Your goal: Go through the entries one line at a time, and gather every line that has the word "asosida".

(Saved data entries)
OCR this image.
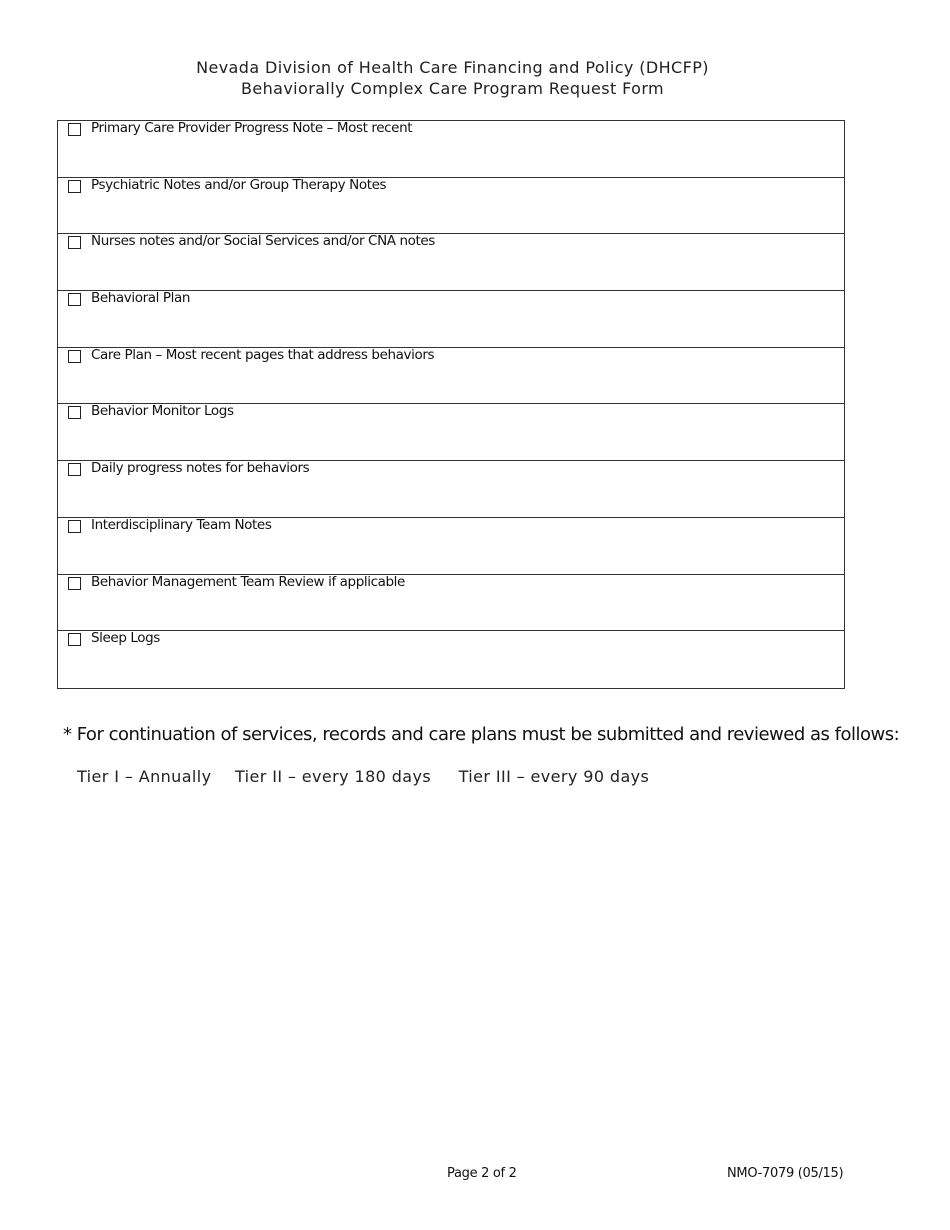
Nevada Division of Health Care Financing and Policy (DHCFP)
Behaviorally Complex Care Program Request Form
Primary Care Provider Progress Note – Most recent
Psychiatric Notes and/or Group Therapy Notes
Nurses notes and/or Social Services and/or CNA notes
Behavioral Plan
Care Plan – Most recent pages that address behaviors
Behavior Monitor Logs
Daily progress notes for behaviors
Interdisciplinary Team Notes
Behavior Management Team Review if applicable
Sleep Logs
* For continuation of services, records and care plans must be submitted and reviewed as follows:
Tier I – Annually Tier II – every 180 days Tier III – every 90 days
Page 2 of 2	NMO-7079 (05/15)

--

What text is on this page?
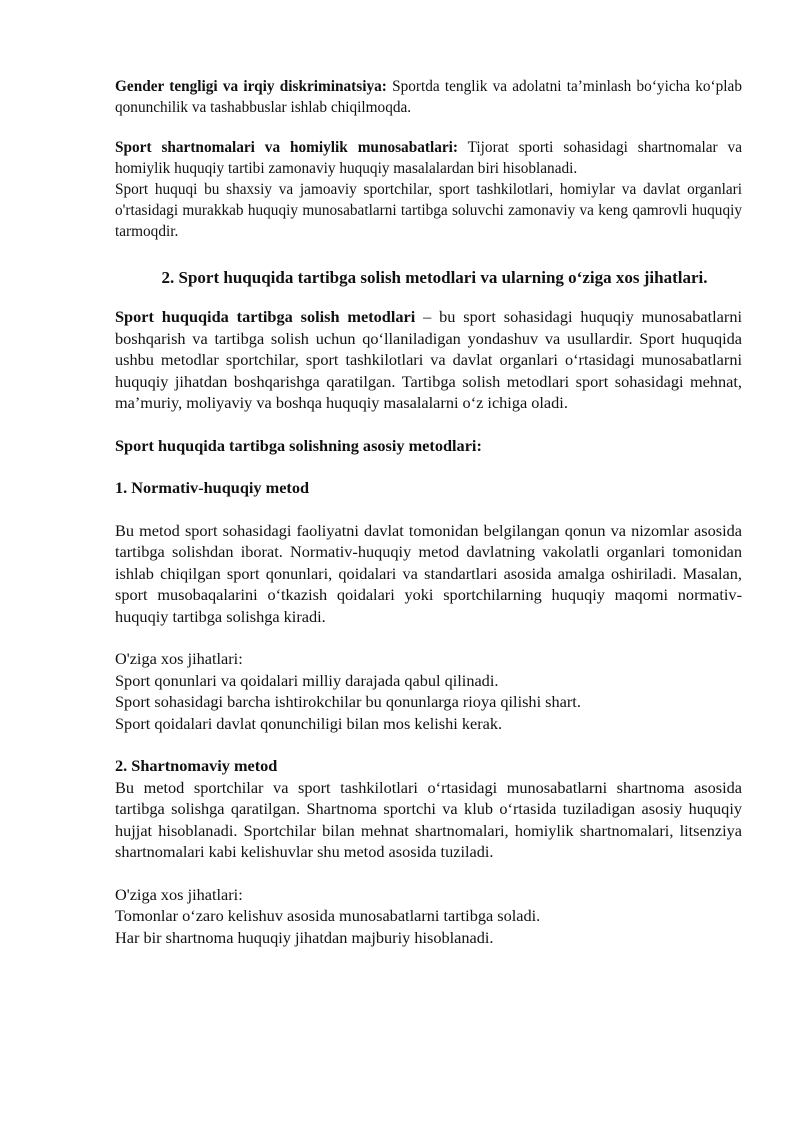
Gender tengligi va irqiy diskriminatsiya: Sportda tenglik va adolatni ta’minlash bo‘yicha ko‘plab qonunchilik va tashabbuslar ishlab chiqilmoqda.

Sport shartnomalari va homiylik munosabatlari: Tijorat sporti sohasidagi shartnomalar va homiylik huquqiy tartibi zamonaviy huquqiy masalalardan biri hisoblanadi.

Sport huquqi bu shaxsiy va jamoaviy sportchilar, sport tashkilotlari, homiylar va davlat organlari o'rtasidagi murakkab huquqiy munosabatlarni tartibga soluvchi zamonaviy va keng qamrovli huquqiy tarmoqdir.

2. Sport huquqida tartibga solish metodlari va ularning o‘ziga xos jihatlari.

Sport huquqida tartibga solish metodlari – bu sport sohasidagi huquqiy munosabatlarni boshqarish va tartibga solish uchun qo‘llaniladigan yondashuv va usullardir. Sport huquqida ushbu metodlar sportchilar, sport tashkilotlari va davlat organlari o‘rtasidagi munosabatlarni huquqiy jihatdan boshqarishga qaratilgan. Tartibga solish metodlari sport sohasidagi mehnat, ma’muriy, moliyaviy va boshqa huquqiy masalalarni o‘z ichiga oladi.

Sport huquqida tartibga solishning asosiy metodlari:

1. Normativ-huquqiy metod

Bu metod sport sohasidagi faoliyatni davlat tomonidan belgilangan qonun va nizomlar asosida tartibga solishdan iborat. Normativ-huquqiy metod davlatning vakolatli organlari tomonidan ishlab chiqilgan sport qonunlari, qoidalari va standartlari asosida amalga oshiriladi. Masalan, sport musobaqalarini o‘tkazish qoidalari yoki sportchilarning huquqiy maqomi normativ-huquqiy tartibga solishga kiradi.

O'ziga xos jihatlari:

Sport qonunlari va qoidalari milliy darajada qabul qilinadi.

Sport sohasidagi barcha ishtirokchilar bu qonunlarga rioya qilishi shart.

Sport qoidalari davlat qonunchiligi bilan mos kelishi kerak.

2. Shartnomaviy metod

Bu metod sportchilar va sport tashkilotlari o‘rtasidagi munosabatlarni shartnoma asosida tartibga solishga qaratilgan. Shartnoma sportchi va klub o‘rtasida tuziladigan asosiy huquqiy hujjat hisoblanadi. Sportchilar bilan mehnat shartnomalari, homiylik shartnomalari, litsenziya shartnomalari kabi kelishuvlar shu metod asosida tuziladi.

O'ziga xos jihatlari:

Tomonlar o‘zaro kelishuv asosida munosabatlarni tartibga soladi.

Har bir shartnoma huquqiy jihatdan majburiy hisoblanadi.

Final answer:
Bu metod sport sohasidagi faoliyatni davlat tomonidan belgilangan qonun va nizomlar asosida tartibga solishdan iborat. Normativ-huquqiy metod davlatning vakolatli organlari tomonidan ishlab chiqilgan sport qonunlari, qoidalari va standartlari asosida amalga oshiriladi. Masalan, sport musobaqalarini o‘tkazish qoidalari yoki sportchilarning huquqiy maqomi normativ-huquqiy tartibga solishga kiradi.
Bu metod sportchilar va sport tashkilotlari o‘rtasidagi munosabatlarni shartnoma asosida tartibga solishga qaratilgan. Shartnoma sportchi va klub o‘rtasida tuziladigan asosiy huquqiy hujjat hisoblanadi. Sportchilar bilan mehnat shartnomalari, homiylik shartnomalari, litsenziya shartnomalari kabi kelishuvlar shu metod asosida tuziladi.
Tomonlar o‘zaro kelishuv asosida munosabatlarni tartibga soladi.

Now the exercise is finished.